Using the entries below, output exactly the line containing "Extract all readable text from this page." and all lines that follow it to the end.

─── Entries provided ───

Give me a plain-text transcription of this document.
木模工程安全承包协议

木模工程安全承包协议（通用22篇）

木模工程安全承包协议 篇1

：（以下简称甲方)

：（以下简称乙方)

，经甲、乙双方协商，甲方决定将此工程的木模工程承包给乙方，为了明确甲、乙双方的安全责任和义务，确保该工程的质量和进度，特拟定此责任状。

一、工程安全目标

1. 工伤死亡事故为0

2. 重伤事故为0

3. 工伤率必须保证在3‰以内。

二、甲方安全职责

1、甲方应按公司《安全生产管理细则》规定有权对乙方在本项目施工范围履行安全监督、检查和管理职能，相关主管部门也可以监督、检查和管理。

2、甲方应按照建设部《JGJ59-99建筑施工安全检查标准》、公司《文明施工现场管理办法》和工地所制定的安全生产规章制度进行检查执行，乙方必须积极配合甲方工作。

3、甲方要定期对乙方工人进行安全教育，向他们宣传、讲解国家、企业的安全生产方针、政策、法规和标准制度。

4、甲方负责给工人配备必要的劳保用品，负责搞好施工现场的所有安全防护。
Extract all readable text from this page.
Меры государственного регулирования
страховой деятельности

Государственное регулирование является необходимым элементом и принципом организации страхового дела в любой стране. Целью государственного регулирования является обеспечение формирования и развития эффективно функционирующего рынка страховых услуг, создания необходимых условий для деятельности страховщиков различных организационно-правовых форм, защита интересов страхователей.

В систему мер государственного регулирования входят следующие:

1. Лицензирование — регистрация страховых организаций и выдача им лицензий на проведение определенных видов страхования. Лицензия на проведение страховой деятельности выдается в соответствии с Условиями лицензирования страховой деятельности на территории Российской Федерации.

───

Solved exercise:
Extract all readable text from this page.
Меры государственного регулирования
страховой деятельности

Государственное регулирование является необходимым элементом и принципом организации страхового дела в любой стране. Целью государственного регулирования является обеспечение формирования и развития эффективно функционирующего рынка страховых услуг, создания необходимых условий для деятельности страховщиков различных организационно-правовых форм, защита интересов страхователей.

В систему мер государственного регулирования входят следующие:

1. Лицензирование — регистрация страховых организаций и выдача им лицензий на проведение определенных видов страхования. Лицензия на проведение страховой деятельности выдается в соответствии с Условиями лицензирования страховой деятельности на территории Российской Федерации.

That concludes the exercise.